**Datos extraídos de una colección**:
┏━━

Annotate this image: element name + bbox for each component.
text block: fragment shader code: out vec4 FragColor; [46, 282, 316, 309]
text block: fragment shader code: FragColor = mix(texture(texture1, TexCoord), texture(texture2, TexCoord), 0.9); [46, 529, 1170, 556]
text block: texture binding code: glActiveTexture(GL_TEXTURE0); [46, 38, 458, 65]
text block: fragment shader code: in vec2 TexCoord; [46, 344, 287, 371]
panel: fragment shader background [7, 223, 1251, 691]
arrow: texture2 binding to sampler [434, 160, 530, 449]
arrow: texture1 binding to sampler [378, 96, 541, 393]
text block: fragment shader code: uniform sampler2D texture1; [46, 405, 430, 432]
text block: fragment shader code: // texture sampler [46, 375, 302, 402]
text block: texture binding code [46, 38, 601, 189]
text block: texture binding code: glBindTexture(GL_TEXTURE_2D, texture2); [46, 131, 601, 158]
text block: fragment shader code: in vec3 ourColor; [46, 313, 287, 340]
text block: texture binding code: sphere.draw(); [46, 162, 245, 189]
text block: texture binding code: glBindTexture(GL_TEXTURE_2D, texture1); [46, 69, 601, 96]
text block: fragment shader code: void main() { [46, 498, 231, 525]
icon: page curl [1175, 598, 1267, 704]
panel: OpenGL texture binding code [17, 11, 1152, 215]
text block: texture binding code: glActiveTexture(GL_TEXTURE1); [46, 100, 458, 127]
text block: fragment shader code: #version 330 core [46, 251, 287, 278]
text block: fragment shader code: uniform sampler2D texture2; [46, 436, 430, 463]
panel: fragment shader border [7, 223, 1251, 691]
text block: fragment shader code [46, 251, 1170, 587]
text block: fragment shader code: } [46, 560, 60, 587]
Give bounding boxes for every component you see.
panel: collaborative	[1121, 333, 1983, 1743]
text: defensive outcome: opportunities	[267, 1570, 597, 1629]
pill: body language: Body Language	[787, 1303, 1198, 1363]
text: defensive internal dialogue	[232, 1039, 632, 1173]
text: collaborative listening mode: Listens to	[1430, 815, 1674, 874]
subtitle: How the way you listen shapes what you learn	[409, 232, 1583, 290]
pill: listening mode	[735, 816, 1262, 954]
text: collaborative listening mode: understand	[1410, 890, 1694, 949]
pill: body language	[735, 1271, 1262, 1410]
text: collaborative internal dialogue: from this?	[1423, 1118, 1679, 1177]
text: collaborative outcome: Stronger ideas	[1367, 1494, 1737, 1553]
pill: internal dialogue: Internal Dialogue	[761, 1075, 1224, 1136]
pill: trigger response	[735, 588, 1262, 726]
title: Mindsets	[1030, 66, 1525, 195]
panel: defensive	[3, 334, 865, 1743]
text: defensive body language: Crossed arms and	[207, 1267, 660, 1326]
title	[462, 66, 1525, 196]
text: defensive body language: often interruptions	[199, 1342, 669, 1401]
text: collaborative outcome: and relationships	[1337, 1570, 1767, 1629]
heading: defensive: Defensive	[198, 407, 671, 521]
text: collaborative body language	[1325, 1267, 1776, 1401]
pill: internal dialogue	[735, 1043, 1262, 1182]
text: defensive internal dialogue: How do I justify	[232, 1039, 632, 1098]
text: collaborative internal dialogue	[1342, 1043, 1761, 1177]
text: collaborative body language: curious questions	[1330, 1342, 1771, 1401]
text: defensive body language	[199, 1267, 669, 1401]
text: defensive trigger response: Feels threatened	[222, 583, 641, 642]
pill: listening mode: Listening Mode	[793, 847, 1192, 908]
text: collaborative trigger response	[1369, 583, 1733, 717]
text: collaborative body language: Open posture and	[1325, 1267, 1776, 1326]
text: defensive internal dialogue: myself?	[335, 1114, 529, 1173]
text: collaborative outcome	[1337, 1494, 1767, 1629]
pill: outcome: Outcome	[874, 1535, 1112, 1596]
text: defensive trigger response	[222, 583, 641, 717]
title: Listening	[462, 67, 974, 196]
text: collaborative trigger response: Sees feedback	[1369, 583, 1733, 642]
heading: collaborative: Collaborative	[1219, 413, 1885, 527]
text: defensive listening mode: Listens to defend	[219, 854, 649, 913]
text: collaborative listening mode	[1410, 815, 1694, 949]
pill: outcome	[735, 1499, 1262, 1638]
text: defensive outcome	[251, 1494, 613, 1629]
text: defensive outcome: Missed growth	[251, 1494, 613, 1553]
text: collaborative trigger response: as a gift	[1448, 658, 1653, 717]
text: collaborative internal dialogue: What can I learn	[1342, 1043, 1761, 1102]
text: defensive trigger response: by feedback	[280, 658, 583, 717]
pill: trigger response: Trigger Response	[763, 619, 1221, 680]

┗━━

Indique cuántas líneas de los registros contienen la cadena "language", teniendo en cuenta la distinción entre mayúsculas y minúsculas. Responda únicamente con la cifra.

**RESPUESTA AL PROBLEMA**: 8